- [YOUR OBJECTIVE]
Omit any picture, and return the remaining data exactly as written.
##### STORED RECORDS #####
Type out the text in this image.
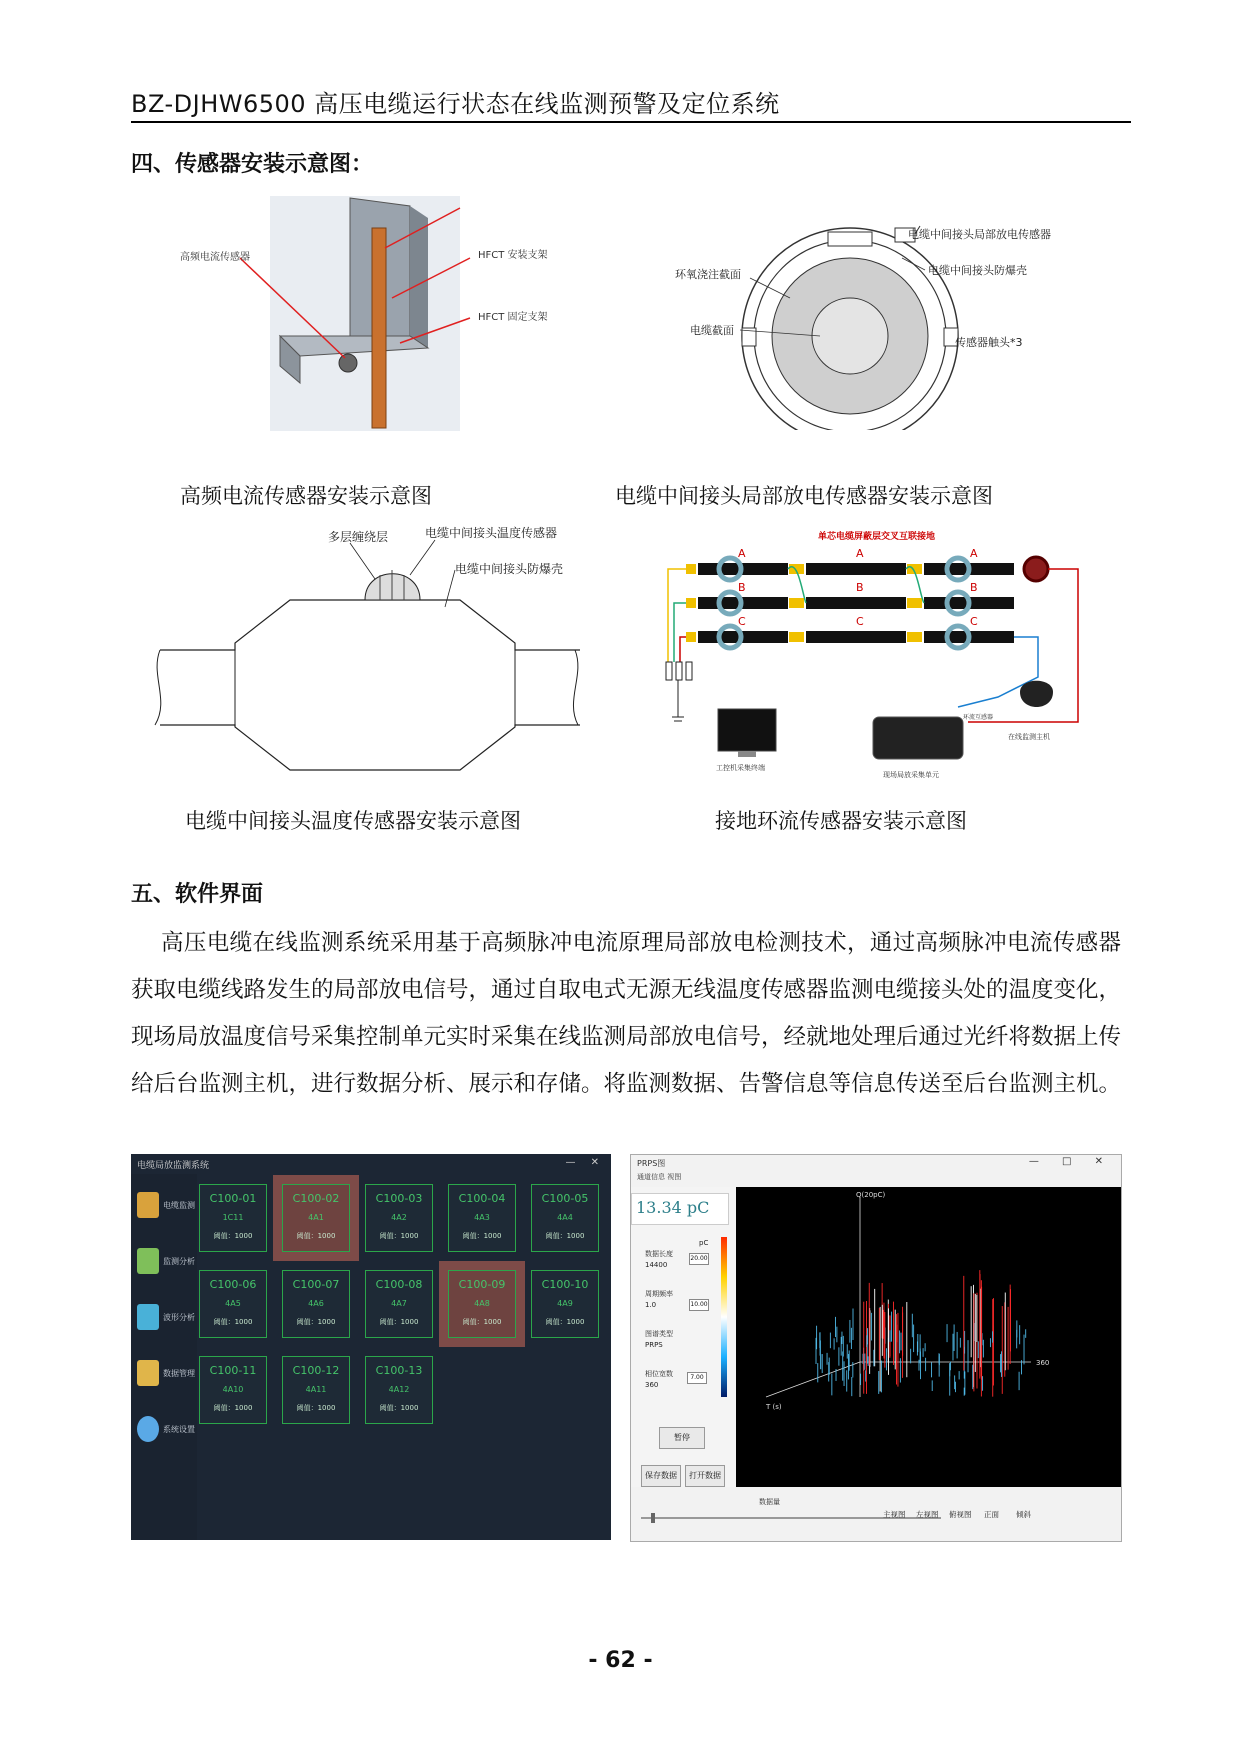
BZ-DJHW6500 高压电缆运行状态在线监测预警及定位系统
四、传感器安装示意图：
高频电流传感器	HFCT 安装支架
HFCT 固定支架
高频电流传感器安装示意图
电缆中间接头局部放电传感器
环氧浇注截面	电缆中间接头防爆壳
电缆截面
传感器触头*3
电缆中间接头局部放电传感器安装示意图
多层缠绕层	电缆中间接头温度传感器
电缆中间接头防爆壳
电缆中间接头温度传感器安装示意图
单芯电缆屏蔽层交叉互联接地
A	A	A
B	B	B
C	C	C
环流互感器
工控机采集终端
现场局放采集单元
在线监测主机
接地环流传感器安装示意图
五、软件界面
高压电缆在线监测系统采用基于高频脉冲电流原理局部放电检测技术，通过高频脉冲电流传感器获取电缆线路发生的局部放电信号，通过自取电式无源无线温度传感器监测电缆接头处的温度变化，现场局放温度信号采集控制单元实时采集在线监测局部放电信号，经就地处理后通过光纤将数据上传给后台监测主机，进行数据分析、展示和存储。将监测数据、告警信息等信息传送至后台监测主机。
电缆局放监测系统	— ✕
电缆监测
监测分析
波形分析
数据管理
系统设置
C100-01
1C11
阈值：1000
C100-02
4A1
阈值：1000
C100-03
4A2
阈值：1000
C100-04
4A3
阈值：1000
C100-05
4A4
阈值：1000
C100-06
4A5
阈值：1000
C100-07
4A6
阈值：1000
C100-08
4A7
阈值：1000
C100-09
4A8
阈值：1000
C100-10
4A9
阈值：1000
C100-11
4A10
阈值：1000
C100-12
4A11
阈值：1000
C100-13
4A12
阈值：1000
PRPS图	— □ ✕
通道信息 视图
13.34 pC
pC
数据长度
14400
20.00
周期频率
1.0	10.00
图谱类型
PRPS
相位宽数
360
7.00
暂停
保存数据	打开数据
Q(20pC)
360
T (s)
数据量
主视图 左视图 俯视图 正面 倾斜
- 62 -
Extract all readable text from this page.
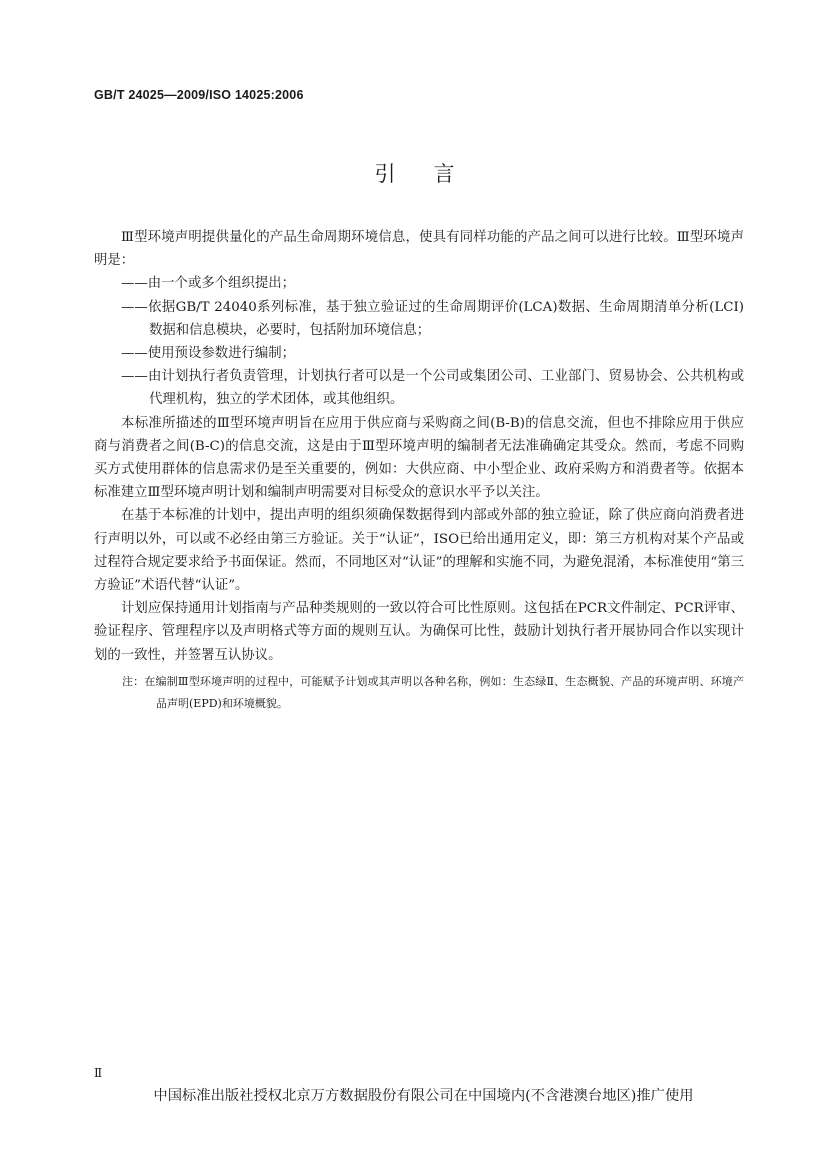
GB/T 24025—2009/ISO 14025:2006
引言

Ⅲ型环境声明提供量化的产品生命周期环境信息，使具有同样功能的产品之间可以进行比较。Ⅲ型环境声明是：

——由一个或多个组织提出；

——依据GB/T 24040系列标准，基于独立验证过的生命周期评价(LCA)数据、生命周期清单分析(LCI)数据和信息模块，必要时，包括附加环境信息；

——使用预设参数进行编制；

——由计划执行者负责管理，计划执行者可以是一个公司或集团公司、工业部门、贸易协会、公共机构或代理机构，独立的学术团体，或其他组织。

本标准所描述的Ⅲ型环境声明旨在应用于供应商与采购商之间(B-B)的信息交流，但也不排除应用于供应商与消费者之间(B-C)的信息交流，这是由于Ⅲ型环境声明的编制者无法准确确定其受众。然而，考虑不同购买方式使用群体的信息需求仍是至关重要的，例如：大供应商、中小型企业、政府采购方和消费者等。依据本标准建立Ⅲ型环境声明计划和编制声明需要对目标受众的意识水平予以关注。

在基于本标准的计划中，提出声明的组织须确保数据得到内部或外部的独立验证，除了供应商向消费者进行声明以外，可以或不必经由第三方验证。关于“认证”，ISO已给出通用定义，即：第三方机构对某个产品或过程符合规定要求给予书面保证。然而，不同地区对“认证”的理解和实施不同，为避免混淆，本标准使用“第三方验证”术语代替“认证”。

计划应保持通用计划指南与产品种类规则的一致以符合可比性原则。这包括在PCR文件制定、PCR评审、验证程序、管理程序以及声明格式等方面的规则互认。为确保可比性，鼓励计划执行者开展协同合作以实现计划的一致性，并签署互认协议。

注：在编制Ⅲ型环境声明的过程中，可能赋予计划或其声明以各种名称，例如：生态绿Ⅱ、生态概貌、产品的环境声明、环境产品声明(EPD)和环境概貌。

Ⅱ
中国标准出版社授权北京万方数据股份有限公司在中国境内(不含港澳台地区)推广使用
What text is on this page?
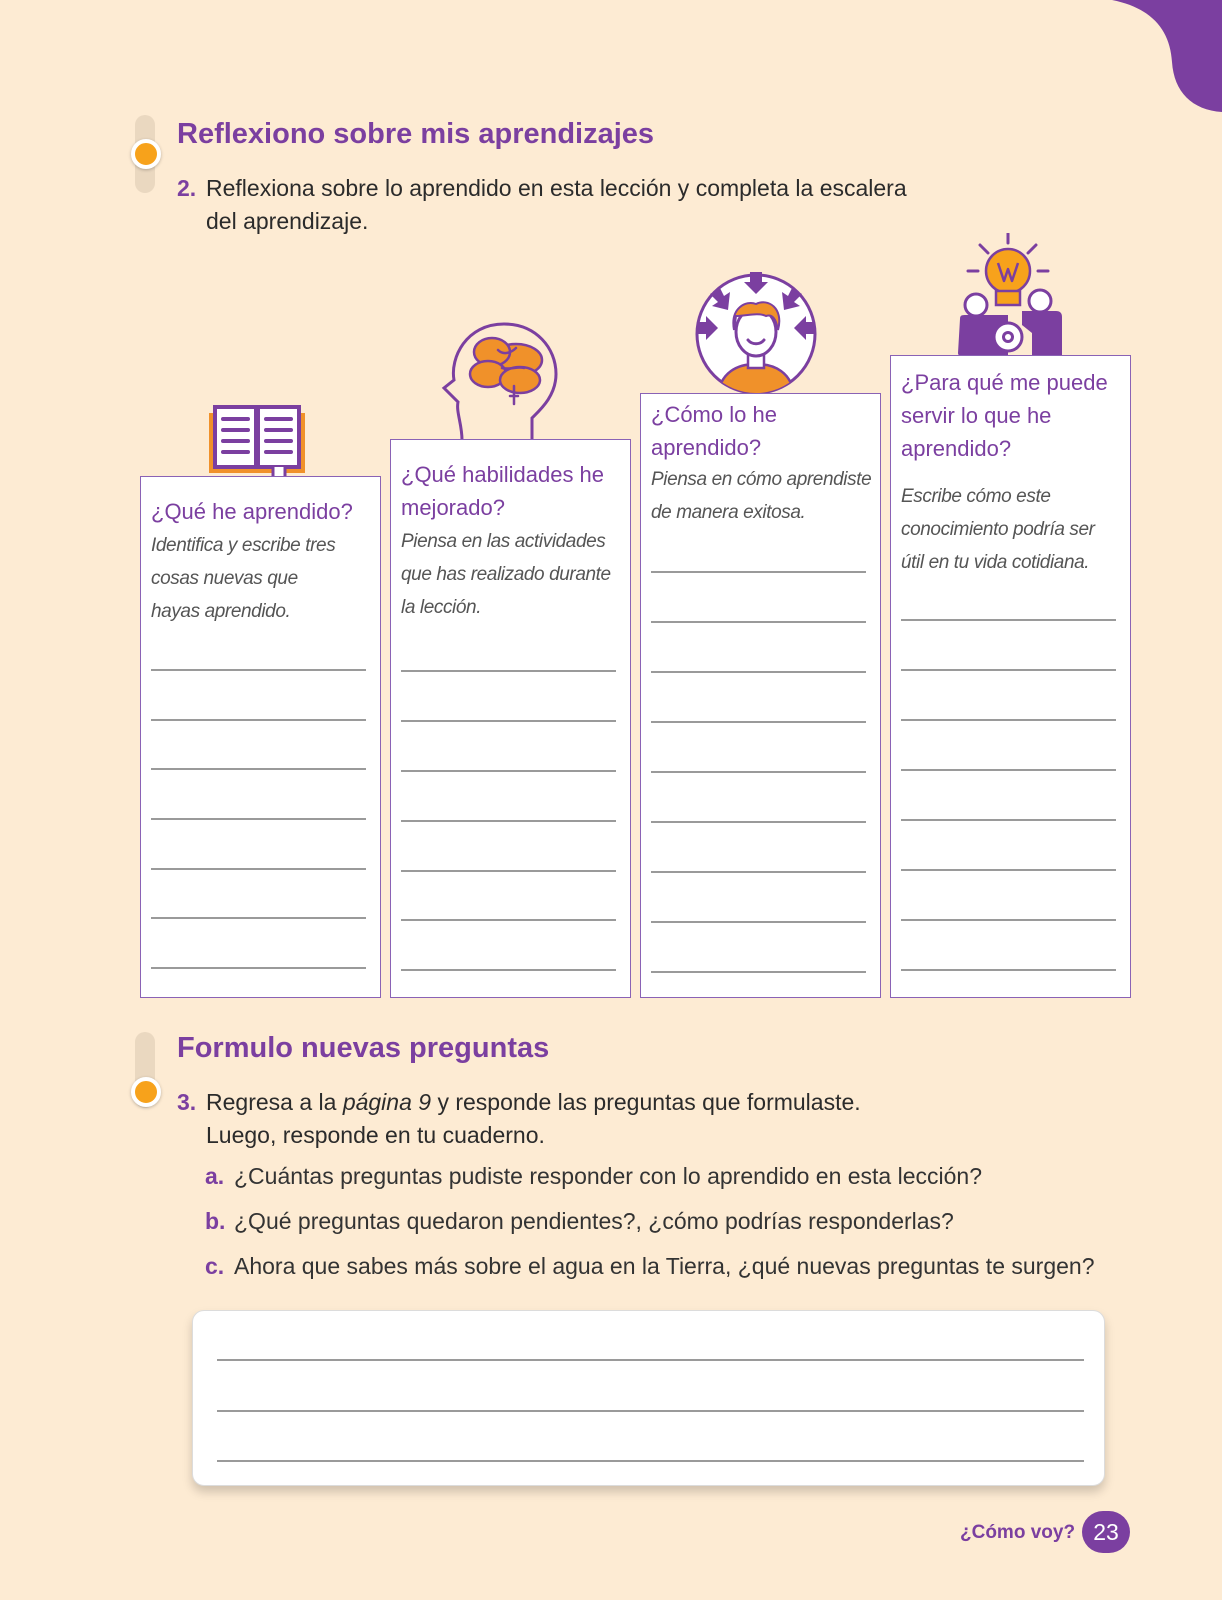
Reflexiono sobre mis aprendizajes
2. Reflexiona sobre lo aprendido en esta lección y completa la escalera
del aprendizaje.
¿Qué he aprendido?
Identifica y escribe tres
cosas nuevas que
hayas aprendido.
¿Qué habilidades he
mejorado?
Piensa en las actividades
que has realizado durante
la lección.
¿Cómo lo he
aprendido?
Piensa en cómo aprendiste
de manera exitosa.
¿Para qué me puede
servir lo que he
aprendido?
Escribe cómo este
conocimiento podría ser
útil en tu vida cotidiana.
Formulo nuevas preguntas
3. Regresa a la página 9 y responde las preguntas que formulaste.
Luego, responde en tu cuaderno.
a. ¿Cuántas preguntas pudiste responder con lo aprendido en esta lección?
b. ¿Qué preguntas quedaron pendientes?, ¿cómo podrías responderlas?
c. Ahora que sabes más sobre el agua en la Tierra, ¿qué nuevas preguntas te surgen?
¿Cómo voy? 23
#####
- [OUTPUT FOR THIS EXERCISE]
Type out the text in this image.
BZ-DJHW6500 高压电缆运行状态在线监测预警及定位系统
四、传感器安装示意图：
高频电流传感器	HFCT 安装支架
HFCT 固定支架
高频电流传感器安装示意图
电缆中间接头局部放电传感器
环氧浇注截面	电缆中间接头防爆壳
电缆截面
传感器触头*3
电缆中间接头局部放电传感器安装示意图
多层缠绕层	电缆中间接头温度传感器
电缆中间接头防爆壳
电缆中间接头温度传感器安装示意图
单芯电缆屏蔽层交叉互联接地
A	A	A
B	B	B
C	C	C
环流互感器
工控机采集终端
现场局放采集单元
在线监测主机
接地环流传感器安装示意图
五、软件界面
高压电缆在线监测系统采用基于高频脉冲电流原理局部放电检测技术，通过高频脉冲电流传感器获取电缆线路发生的局部放电信号，通过自取电式无源无线温度传感器监测电缆接头处的温度变化，现场局放温度信号采集控制单元实时采集在线监测局部放电信号，经就地处理后通过光纤将数据上传给后台监测主机，进行数据分析、展示和存储。将监测数据、告警信息等信息传送至后台监测主机。
电缆局放监测系统	— ✕
电缆监测
监测分析
波形分析
数据管理
系统设置
C100-01
1C11
阈值：1000
C100-02
4A1
阈值：1000
C100-03
4A2
阈值：1000
C100-04
4A3
阈值：1000
C100-05
4A4
阈值：1000
C100-06
4A5
阈值：1000
C100-07
4A6
阈值：1000
C100-08
4A7
阈值：1000
C100-09
4A8
阈值：1000
C100-10
4A9
阈值：1000
C100-11
4A10
阈值：1000
C100-12
4A11
阈值：1000
C100-13
4A12
阈值：1000
PRPS图	— □ ✕
通道信息 视图
13.34 pC
pC
数据长度
14400
20.00
周期频率
1.0	10.00
图谱类型
PRPS
相位宽数
360
7.00
暂停
保存数据	打开数据
Q(20pC)
360
T (s)
数据量
主视图 左视图 俯视图 正面 倾斜
- 62 -
Extract all readable text from this page.
GB/T 24025—2009/ISO 14025:2006
引言

Ⅲ型环境声明提供量化的产品生命周期环境信息，使具有同样功能的产品之间可以进行比较。Ⅲ型环境声明是：

——由一个或多个组织提出；

——依据GB/T 24040系列标准，基于独立验证过的生命周期评价(LCA)数据、生命周期清单分析(LCI)数据和信息模块，必要时，包括附加环境信息；

——使用预设参数进行编制；

——由计划执行者负责管理，计划执行者可以是一个公司或集团公司、工业部门、贸易协会、公共机构或代理机构，独立的学术团体，或其他组织。

本标准所描述的Ⅲ型环境声明旨在应用于供应商与采购商之间(B-B)的信息交流，但也不排除应用于供应商与消费者之间(B-C)的信息交流，这是由于Ⅲ型环境声明的编制者无法准确确定其受众。然而，考虑不同购买方式使用群体的信息需求仍是至关重要的，例如：大供应商、中小型企业、政府采购方和消费者等。依据本标准建立Ⅲ型环境声明计划和编制声明需要对目标受众的意识水平予以关注。

在基于本标准的计划中，提出声明的组织须确保数据得到内部或外部的独立验证，除了供应商向消费者进行声明以外，可以或不必经由第三方验证。关于“认证”，ISO已给出通用定义，即：第三方机构对某个产品或过程符合规定要求给予书面保证。然而，不同地区对“认证”的理解和实施不同，为避免混淆，本标准使用“第三方验证”术语代替“认证”。

计划应保持通用计划指南与产品种类规则的一致以符合可比性原则。这包括在PCR文件制定、PCR评审、验证程序、管理程序以及声明格式等方面的规则互认。为确保可比性，鼓励计划执行者开展协同合作以实现计划的一致性，并签署互认协议。

注：在编制Ⅲ型环境声明的过程中，可能赋予计划或其声明以各种名称，例如：生态绿Ⅱ、生态概貌、产品的环境声明、环境产品声明(EPD)和环境概貌。

Ⅱ
中国标准出版社授权北京万方数据股份有限公司在中国境内(不含港澳台地区)推广使用
What text is on this page?
Reflexiono sobre mis aprendizajes
2. Reflexiona sobre lo aprendido en esta lección y completa la escalera
del aprendizaje.
¿Qué he aprendido?
Identifica y escribe tres
cosas nuevas que
hayas aprendido.
¿Qué habilidades he
mejorado?
Piensa en las actividades
que has realizado durante
la lección.
¿Cómo lo he
aprendido?
Piensa en cómo aprendiste
de manera exitosa.
¿Para qué me puede
servir lo que he
aprendido?
Escribe cómo este
conocimiento podría ser
útil en tu vida cotidiana.
Formulo nuevas preguntas
3. Regresa a la página 9 y responde las preguntas que formulaste.
Luego, responde en tu cuaderno.
a. ¿Cuántas preguntas pudiste responder con lo aprendido en esta lección?
b. ¿Qué preguntas quedaron pendientes?, ¿cómo podrías responderlas?
c. Ahora que sabes más sobre el agua en la Tierra, ¿qué nuevas preguntas te surgen?
¿Cómo voy? 23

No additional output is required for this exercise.